┌─ Página

Á‰rase una vez un chico de Newark, que se decidió por el saxofón como medio de vida. No era un F1 pero tampoco era un Fitito. Convenció tanto a Horace Silver como a Maynard Ferguson para tocar con ellos. Ahí cobró fuerza de Fórmula Uno con un derecho de piso de tres años, invertidos como si fueran a redituarle lo mismo que acciones de la AT&T.
Alguien, un día, decidió llamarlo Mr. Gone. Mal no le vino, porque su apellido —Shorter— quiere decir diez centímetros menos que bajito.
En el ’59, el Wayne era uno de los Mensajeros de Art Blakey. Cinco años más tarde, no sólo tenía sus cuotas al día, sino que era el director musical del grupo. Lento, pero con absoluta seguridad, se estaba aproximando a su destino como el más grande compositor de jazz vivo circa 2010. Faltaba el escalón siguiente, que le llegó con una ausencia: la de John Coltrane en el quinteto de Miles Davis. El Trane mismo lo recomendó con el Miles porque ya hacía un año que quería irse a ser exuberante como él solo, pero el Gran Tacaño no lo dejaba. Wayne no pudo unirse al Segundo Miles Davis Quintet inmediatamente, porque trabajo no le faltaba. Fue el único que puso al Miles a hacer de doorman de una sarta de puertas giratorias que ahora le traían al Sonny Stitt, ahora al Hank, ahora al George Coleman y, más allá, al Sam Rivers. La memoria avisa que My Funny Valentine se grabó con el George, por ejemplo.

└─

Consigna 1: Indica si cada afirmación coincide con el texto sobre Wayne Shorter y cita las palabras que lo deciden: (a) Wayne se unió de inmediato al quinteto de Miles Davis; (b) John Coltrane recomendó a Wayne ante Miles; (c) cinco años después de 1959, Wayne era el director musical del grupo de Art Blakey.
Consigna 2: Transcribe del texto sobre Wayne Shorter el fragmento que empieza en "Á‰rase una vez" y termina en "de la AT&T.".

┌─ Extractos de datos

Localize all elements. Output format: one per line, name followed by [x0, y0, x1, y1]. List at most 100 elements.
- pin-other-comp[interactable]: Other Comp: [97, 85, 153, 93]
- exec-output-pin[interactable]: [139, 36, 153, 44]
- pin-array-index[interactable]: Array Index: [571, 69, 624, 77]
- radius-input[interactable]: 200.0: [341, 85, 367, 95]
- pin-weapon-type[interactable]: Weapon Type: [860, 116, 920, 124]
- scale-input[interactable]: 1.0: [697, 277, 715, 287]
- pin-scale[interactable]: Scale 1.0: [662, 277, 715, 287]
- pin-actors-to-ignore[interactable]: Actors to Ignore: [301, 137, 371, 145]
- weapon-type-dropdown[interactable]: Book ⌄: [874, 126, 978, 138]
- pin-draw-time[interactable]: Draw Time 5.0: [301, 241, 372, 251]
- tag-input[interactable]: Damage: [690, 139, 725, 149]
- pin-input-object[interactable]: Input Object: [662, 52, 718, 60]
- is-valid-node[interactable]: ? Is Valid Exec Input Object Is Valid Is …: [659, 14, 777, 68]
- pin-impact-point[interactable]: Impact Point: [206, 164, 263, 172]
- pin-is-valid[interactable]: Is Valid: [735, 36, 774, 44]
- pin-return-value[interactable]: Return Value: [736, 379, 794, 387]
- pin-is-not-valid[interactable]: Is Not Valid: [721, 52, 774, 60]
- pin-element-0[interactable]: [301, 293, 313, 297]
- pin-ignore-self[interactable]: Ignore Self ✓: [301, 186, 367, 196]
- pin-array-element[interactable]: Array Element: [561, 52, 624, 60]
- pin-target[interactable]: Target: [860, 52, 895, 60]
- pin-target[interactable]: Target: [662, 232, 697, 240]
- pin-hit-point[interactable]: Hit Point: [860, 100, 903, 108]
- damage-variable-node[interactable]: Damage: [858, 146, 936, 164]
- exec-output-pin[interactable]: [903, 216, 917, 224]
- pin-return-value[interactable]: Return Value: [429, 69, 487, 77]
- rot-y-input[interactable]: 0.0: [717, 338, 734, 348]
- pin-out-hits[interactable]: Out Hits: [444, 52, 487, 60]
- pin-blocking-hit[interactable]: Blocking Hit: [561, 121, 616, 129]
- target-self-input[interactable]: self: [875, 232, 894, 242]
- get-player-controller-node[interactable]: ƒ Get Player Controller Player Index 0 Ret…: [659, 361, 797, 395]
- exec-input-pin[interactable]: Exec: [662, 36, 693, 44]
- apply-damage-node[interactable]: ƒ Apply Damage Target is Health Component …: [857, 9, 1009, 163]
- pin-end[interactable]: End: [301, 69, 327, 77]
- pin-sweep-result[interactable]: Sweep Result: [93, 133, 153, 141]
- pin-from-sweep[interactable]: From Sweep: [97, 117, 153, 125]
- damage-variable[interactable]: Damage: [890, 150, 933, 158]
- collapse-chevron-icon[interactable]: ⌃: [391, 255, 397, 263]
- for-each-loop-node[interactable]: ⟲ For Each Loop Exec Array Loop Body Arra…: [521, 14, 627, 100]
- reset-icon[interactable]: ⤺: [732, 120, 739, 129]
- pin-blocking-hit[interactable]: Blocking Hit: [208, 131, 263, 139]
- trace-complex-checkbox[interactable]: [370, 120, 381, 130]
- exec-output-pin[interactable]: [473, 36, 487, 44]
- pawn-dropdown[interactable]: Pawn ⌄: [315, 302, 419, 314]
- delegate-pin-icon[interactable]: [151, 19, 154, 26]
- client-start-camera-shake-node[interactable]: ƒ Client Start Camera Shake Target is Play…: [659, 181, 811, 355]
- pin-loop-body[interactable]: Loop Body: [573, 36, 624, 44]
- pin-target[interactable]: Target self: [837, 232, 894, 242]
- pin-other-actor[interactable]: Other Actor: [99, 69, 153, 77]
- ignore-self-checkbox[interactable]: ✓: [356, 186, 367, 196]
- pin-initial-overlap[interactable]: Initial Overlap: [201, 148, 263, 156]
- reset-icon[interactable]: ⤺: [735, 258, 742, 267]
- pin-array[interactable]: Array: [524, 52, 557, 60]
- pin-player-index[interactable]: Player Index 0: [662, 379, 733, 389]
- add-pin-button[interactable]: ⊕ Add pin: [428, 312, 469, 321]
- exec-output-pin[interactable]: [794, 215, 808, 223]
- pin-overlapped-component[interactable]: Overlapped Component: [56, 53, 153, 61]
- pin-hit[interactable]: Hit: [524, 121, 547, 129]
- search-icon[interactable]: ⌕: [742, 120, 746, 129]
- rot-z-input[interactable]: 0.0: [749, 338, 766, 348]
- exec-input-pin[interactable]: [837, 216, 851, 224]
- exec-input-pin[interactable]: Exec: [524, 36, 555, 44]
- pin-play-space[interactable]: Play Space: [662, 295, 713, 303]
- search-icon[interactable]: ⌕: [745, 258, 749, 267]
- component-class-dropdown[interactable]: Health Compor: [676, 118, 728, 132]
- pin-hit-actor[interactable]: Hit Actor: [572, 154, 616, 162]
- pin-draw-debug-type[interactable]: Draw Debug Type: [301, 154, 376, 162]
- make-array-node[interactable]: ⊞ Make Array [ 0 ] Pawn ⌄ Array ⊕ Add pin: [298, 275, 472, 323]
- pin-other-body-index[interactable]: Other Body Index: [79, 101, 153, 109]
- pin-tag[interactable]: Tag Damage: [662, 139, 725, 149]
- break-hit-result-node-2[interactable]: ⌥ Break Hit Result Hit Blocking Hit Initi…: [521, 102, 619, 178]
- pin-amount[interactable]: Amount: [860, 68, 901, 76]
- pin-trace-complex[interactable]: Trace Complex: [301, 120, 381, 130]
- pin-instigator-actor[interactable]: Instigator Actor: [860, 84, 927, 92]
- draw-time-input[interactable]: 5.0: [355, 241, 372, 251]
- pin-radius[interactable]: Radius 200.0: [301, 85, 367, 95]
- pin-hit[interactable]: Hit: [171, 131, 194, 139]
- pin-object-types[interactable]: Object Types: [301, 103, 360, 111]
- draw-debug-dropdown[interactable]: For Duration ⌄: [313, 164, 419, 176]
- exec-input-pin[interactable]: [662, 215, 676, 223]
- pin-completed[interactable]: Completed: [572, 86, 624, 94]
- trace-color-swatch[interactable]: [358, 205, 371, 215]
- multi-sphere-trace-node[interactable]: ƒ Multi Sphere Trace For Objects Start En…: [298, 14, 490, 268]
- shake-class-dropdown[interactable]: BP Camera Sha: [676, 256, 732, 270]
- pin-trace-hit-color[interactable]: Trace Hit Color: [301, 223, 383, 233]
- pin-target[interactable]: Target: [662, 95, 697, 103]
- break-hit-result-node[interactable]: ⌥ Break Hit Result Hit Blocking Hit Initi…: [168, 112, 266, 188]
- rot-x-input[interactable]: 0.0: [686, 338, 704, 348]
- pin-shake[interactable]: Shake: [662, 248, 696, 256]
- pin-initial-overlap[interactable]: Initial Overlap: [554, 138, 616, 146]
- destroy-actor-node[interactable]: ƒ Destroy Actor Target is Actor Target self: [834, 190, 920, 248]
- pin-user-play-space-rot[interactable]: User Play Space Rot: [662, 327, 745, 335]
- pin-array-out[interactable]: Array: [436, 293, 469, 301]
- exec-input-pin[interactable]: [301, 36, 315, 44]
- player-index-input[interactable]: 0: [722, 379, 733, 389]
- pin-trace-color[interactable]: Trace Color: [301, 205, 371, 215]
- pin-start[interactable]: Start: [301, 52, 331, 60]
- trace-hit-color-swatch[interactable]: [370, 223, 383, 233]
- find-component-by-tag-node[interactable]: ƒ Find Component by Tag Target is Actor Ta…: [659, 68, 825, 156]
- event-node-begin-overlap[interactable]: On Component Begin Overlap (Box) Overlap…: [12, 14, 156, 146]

└─

Solución 1:
(a) No: "Wayne no pudo unirse al Segundo Miles Davis Quintet inmediatamente, porque trabajo no le faltaba."
(b) Sí: "El Trane mismo lo recomendó con el Miles"
(c) Sí: "Cinco años más tarde, no sólo tenía sus cuotas al día, sino que era el director musical del grupo."

Solución 2:
Á‰rase una vez un chico de Newark, que se decidió por el saxofón como medio de vida. No era un F1 pero tampoco era un Fitito. Convenció tanto a Horace Silver como a Maynard Ferguson para tocar con ellos. Ahí cobró fuerza de Fórmula Uno con un derecho de piso de tres años, invertidos como si fueran a redituarle lo mismo que acciones de la AT&T.